§ Exercise aim
Return the whole listing, line for line, without the pictures in it.

━━━━━ Data listing

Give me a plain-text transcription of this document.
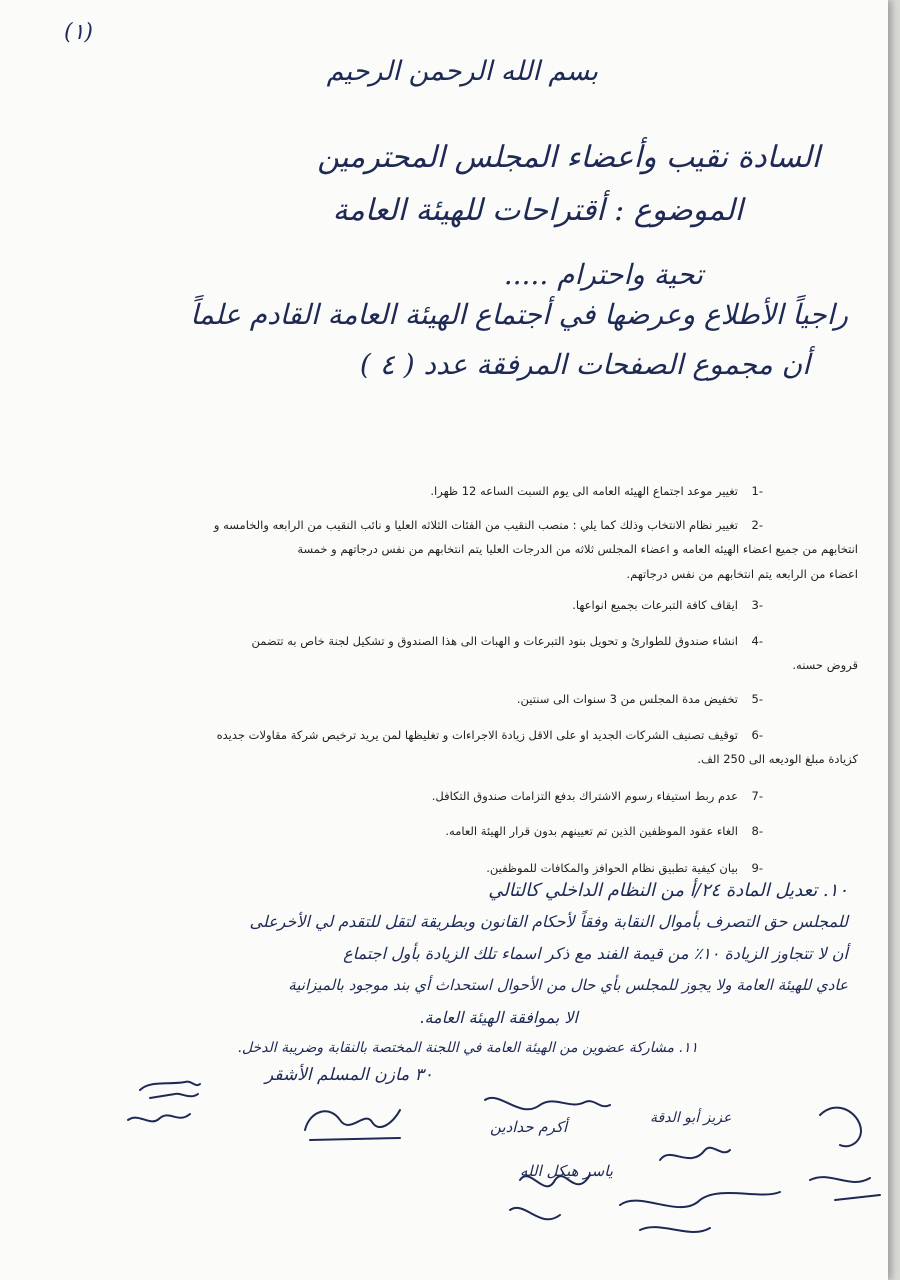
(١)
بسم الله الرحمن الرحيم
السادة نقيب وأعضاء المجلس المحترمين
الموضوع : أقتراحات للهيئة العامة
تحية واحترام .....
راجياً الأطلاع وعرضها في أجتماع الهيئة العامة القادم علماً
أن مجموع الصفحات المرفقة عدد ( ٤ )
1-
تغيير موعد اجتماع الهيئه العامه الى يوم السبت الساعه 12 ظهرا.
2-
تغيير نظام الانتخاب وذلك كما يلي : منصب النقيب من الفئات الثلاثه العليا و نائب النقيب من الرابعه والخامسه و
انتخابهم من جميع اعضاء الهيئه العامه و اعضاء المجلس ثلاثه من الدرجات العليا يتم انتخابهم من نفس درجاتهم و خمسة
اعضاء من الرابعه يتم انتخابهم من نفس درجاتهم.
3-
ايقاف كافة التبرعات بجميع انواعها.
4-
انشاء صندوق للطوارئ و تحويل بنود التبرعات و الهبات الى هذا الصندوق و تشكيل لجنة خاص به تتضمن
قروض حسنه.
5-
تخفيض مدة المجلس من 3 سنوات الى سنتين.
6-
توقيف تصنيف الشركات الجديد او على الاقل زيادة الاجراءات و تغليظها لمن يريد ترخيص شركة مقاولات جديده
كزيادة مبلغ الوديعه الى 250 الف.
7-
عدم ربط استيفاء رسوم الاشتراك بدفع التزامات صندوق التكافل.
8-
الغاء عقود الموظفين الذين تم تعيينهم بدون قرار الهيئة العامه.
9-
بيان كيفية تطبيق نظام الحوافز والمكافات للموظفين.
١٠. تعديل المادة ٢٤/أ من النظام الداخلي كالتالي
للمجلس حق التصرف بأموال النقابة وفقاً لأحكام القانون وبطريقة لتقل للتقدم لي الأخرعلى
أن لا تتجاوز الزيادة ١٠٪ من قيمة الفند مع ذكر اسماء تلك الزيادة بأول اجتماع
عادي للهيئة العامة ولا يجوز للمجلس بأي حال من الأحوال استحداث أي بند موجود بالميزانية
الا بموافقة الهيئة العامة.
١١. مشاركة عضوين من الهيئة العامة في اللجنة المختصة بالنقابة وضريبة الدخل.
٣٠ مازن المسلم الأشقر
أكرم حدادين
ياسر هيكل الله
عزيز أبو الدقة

━━━━━━━━━━

§ Finished answer
Give me a plain-text transcription of this document.
(١)
بسم الله الرحمن الرحيم
السادة نقيب وأعضاء المجلس المحترمين
الموضوع : أقتراحات للهيئة العامة
تحية واحترام .....
راجياً الأطلاع وعرضها في أجتماع الهيئة العامة القادم علماً
أن مجموع الصفحات المرفقة عدد ( ٤ )
1-
تغيير موعد اجتماع الهيئه العامه الى يوم السبت الساعه 12 ظهرا.
2-
تغيير نظام الانتخاب وذلك كما يلي : منصب النقيب من الفئات الثلاثه العليا و نائب النقيب من الرابعه والخامسه و
انتخابهم من جميع اعضاء الهيئه العامه و اعضاء المجلس ثلاثه من الدرجات العليا يتم انتخابهم من نفس درجاتهم و خمسة
اعضاء من الرابعه يتم انتخابهم من نفس درجاتهم.
3-
ايقاف كافة التبرعات بجميع انواعها.
4-
انشاء صندوق للطوارئ و تحويل بنود التبرعات و الهبات الى هذا الصندوق و تشكيل لجنة خاص به تتضمن
قروض حسنه.
5-
تخفيض مدة المجلس من 3 سنوات الى سنتين.
6-
توقيف تصنيف الشركات الجديد او على الاقل زيادة الاجراءات و تغليظها لمن يريد ترخيص شركة مقاولات جديده
كزيادة مبلغ الوديعه الى 250 الف.
7-
عدم ربط استيفاء رسوم الاشتراك بدفع التزامات صندوق التكافل.
8-
الغاء عقود الموظفين الذين تم تعيينهم بدون قرار الهيئة العامه.
9-
بيان كيفية تطبيق نظام الحوافز والمكافات للموظفين.
١٠. تعديل المادة ٢٤/أ من النظام الداخلي كالتالي
للمجلس حق التصرف بأموال النقابة وفقاً لأحكام القانون وبطريقة لتقل للتقدم لي الأخرعلى
أن لا تتجاوز الزيادة ١٠٪ من قيمة الفند مع ذكر اسماء تلك الزيادة بأول اجتماع
عادي للهيئة العامة ولا يجوز للمجلس بأي حال من الأحوال استحداث أي بند موجود بالميزانية
الا بموافقة الهيئة العامة.
١١. مشاركة عضوين من الهيئة العامة في اللجنة المختصة بالنقابة وضريبة الدخل.
٣٠ مازن المسلم الأشقر
أكرم حدادين
ياسر هيكل الله
عزيز أبو الدقة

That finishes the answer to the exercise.